**Problem details:** Without the pictures, give the entries below again exactly as written.

**Data rows:**
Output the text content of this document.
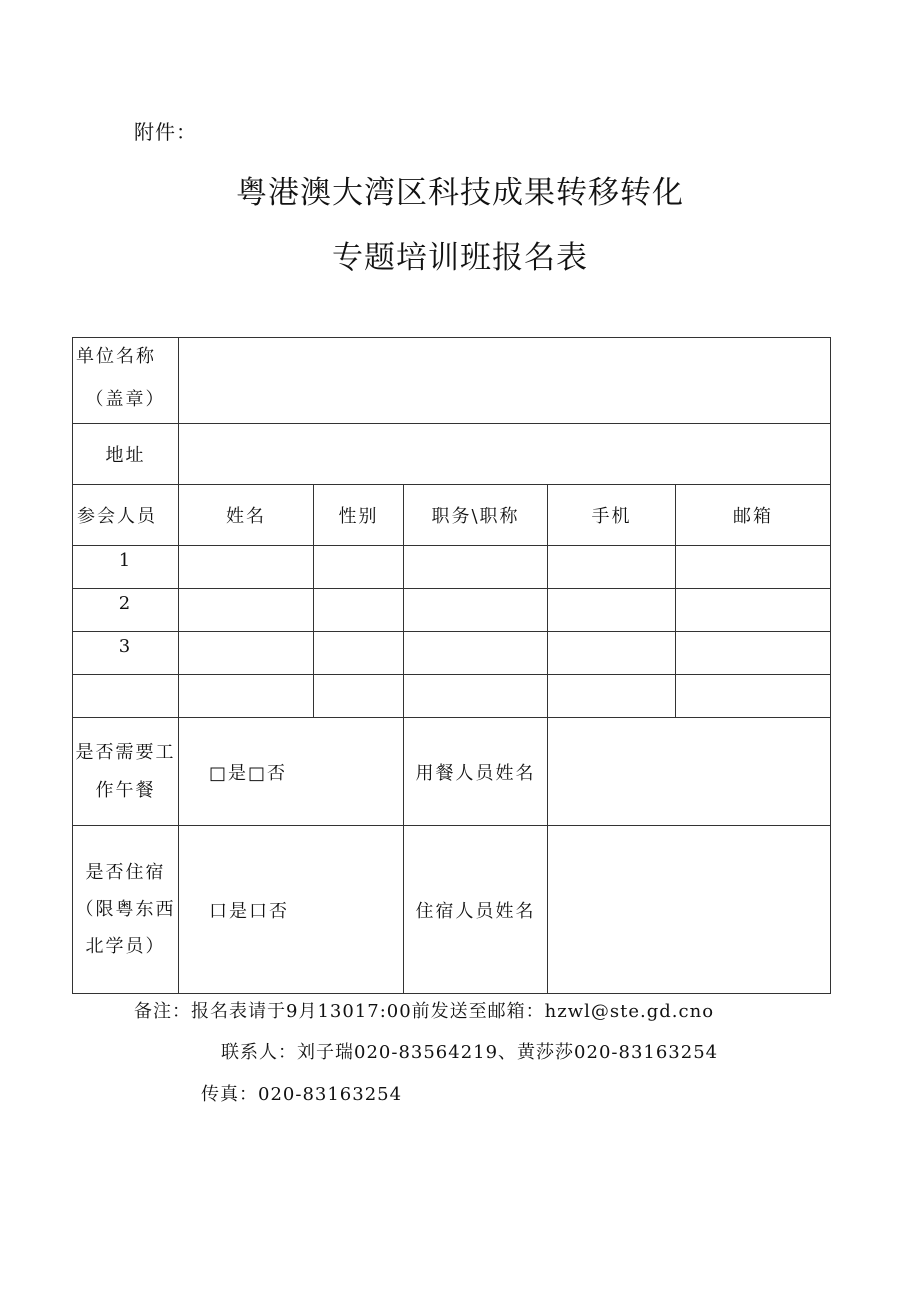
附件：
粤港澳大湾区科技成果转移转化
专题培训班报名表
单位名称
（盖章）					

地址					
参会人员	姓名	性别	职务\职称	手机	邮箱
1					
2					
3					

是否需要工
作午餐	□是□否		用餐人员姓名		

是否住宿
（限粤东西
北学员）	口是口否		住宿人员姓名		
备注：报名表请于9月13017:00前发送至邮箱：hzwl@ste.gd.cno
联系人：刘子瑞020-83564219、黄莎莎020-83163254
传真：020-83163254
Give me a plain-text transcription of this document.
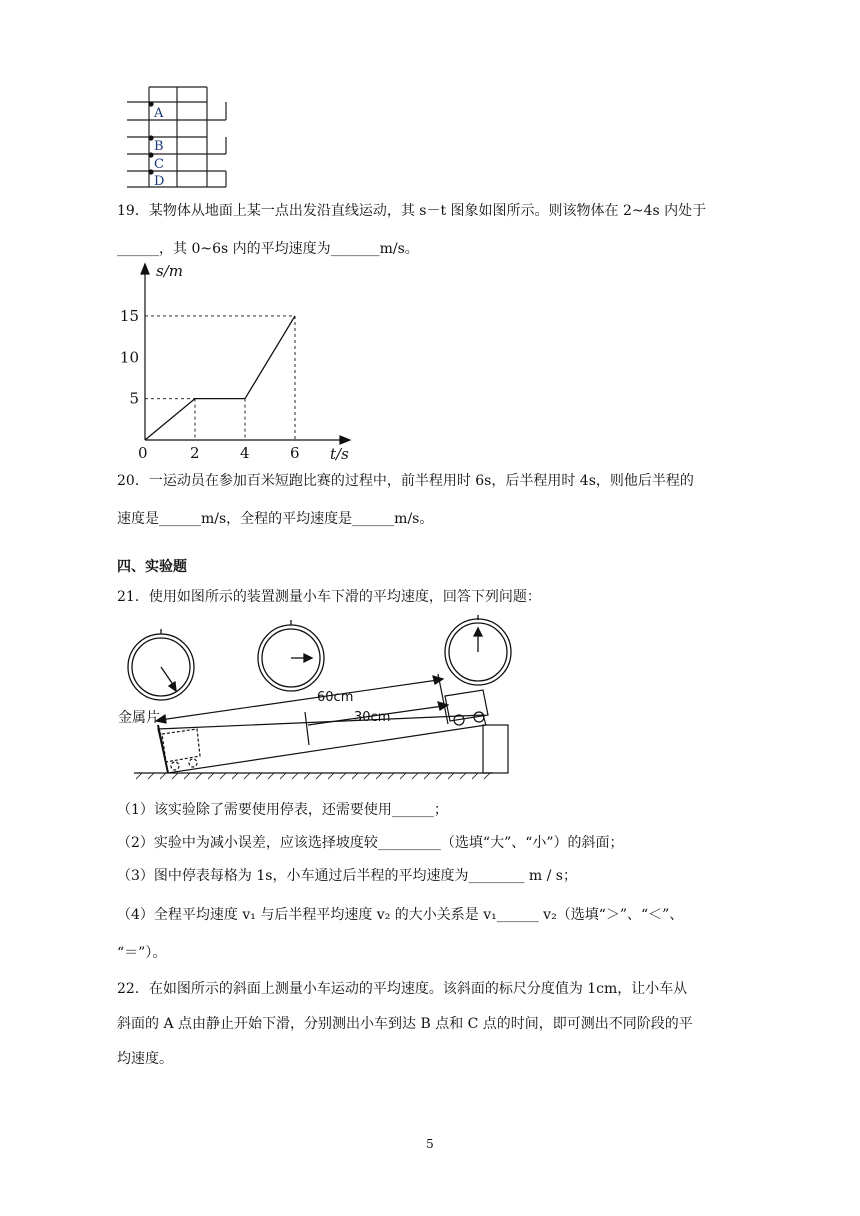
A
B
C
D
19．某物体从地面上某一点出发沿直线运动，其 s－t 图象如图所示。则该物体在 2~4s 内处于
______，其 0~6s 内的平均速度为_______m/s。
s/m
t/s
0	2	4	6
5
10
15
20．一运动员在参加百米短跑比赛的过程中，前半程用时 6s，后半程用时 4s，则他后半程的
速度是______m/s，全程的平均速度是______m/s。
四、实验题
21．使用如图所示的装置测量小车下滑的平均速度，回答下列问题：
金属片
60cm
30cm
（1）该实验除了需要使用停表，还需要使用______；
（2）实验中为减小误差，应该选择坡度较_________（选填“大”、“小”）的斜面；
（3）图中停表每格为 1s，小车通过后半程的平均速度为________ m / s；
（4）全程平均速度 v₁ 与后半程平均速度 v₂ 的大小关系是 v₁______ v₂（选填“＞”、“＜”、
“＝”）。
22．在如图所示的斜面上测量小车运动的平均速度。该斜面的标尺分度值为 1cm，让小车从
斜面的 A 点由静止开始下滑，分别测出小车到达 B 点和 C 点的时间，即可测出不同阶段的平
均速度。
5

**Solved problem:**
Output the text content of this document.
附件：
粤港澳大湾区科技成果转移转化
专题培训班报名表
单位名称
（盖章）					

地址					
参会人员	姓名	性别	职务\职称	手机	邮箱
1					
2					
3					

是否需要工
作午餐	□是□否		用餐人员姓名		

是否住宿
（限粤东西
北学员）	口是口否		住宿人员姓名		
备注：报名表请于9月13017:00前发送至邮箱：hzwl@ste.gd.cno
联系人：刘子瑞020-83564219、黄莎莎020-83163254
传真：020-83163254
Give me a plain-text transcription of this document.
A
B
C
D
19．某物体从地面上某一点出发沿直线运动，其 s－t 图象如图所示。则该物体在 2~4s 内处于
______，其 0~6s 内的平均速度为_______m/s。
s/m
t/s
0	2	4	6
5
10
15
20．一运动员在参加百米短跑比赛的过程中，前半程用时 6s，后半程用时 4s，则他后半程的
速度是______m/s，全程的平均速度是______m/s。
四、实验题
21．使用如图所示的装置测量小车下滑的平均速度，回答下列问题：
金属片
60cm
30cm
（1）该实验除了需要使用停表，还需要使用______；
（2）实验中为减小误差，应该选择坡度较_________（选填“大”、“小”）的斜面；
（3）图中停表每格为 1s，小车通过后半程的平均速度为________ m / s；
（4）全程平均速度 v₁ 与后半程平均速度 v₂ 的大小关系是 v₁______ v₂（选填“＞”、“＜”、
“＝”）。
22．在如图所示的斜面上测量小车运动的平均速度。该斜面的标尺分度值为 1cm，让小车从
斜面的 A 点由静止开始下滑，分别测出小车到达 B 点和 C 点的时间，即可测出不同阶段的平
均速度。
5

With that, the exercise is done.